▸ Your task:
Retype each entry below, keeping every character the same.

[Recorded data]
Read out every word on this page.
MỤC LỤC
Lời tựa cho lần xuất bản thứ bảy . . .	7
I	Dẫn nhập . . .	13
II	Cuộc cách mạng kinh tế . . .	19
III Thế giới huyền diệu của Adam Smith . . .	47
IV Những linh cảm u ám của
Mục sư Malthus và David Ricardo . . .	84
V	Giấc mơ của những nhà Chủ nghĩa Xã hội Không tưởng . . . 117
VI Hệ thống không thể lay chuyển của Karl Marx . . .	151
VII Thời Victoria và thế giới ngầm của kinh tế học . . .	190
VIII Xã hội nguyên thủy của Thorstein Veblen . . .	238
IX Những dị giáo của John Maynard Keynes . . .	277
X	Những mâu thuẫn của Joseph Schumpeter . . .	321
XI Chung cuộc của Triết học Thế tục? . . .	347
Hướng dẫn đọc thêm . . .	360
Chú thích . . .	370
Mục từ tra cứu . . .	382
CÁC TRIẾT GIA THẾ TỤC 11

▸ Reply to the task:
Read out every word on this page.
MỤC LỤC
Lời tựa cho lần xuất bản thứ bảy . . .	7
I	Dẫn nhập . . .	13
II	Cuộc cách mạng kinh tế . . .	19
III Thế giới huyền diệu của Adam Smith . . .	47
IV Những linh cảm u ám của
Mục sư Malthus và David Ricardo . . .	84
V	Giấc mơ của những nhà Chủ nghĩa Xã hội Không tưởng . . . 117
VI Hệ thống không thể lay chuyển của Karl Marx . . .	151
VII Thời Victoria và thế giới ngầm của kinh tế học . . .	190
VIII Xã hội nguyên thủy của Thorstein Veblen . . .	238
IX Những dị giáo của John Maynard Keynes . . .	277
X	Những mâu thuẫn của Joseph Schumpeter . . .	321
XI Chung cuộc của Triết học Thế tục? . . .	347
Hướng dẫn đọc thêm . . .	360
Chú thích . . .	370
Mục từ tra cứu . . .	382
CÁC TRIẾT GIA THẾ TỤC 11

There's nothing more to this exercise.